> [Required task]: Below is some material; set it all down exactly, apart from the pictures.

> [Task material]:
════════════════════

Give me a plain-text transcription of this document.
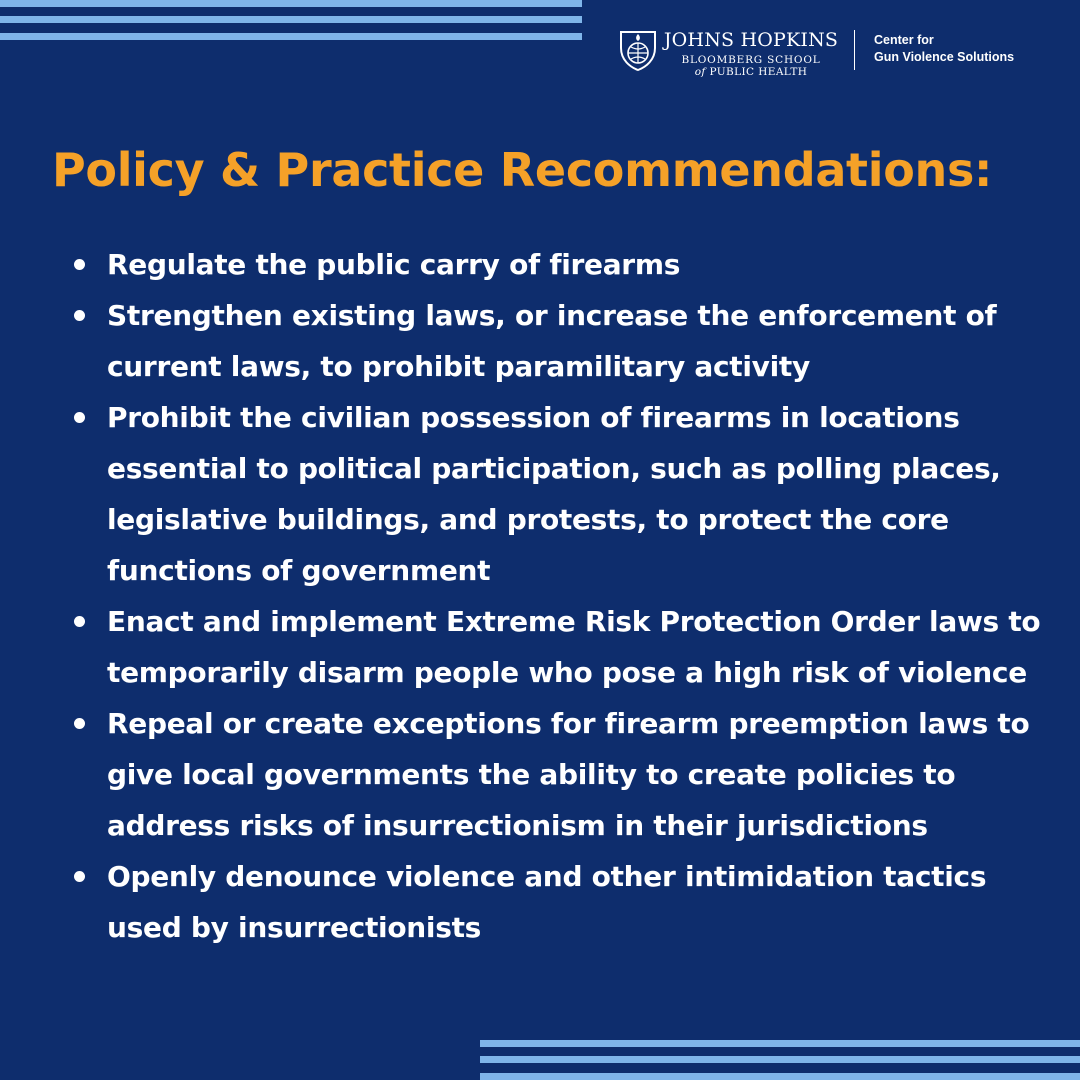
JOHNS HOPKINS
BLOOMBERG SCHOOL
of PUBLIC HEALTH
Center for
Gun Violence Solutions
Policy & Practice Recommendations:
Regulate the public carry of firearms
Strengthen existing laws, or increase the enforcement of current laws, to prohibit paramilitary activity
Prohibit the civilian possession of firearms in locations essential to political participation, such as polling places, legislative buildings, and protests, to protect the core functions of government
Enact and implement Extreme Risk Protection Order laws to temporarily disarm people who pose a high risk of violence
Repeal or create exceptions for firearm preemption laws to give local governments the ability to create policies to address risks of insurrectionism in their jurisdictions
Openly denounce violence and other intimidation tactics used by insurrectionists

════════════════════

> [Problem solution]:
Give me a plain-text transcription of this document.
JOHNS HOPKINS
BLOOMBERG SCHOOL
of PUBLIC HEALTH
Center for
Gun Violence Solutions
Policy & Practice Recommendations:
Regulate the public carry of firearms
Strengthen existing laws, or increase the enforcement of current laws, to prohibit paramilitary activity
Prohibit the civilian possession of firearms in locations essential to political participation, such as polling places, legislative buildings, and protests, to protect the core functions of government
Enact and implement Extreme Risk Protection Order laws to temporarily disarm people who pose a high risk of violence
Repeal or create exceptions for firearm preemption laws to give local governments the ability to create policies to address risks of insurrectionism in their jurisdictions
Openly denounce violence and other intimidation tactics used by insurrectionists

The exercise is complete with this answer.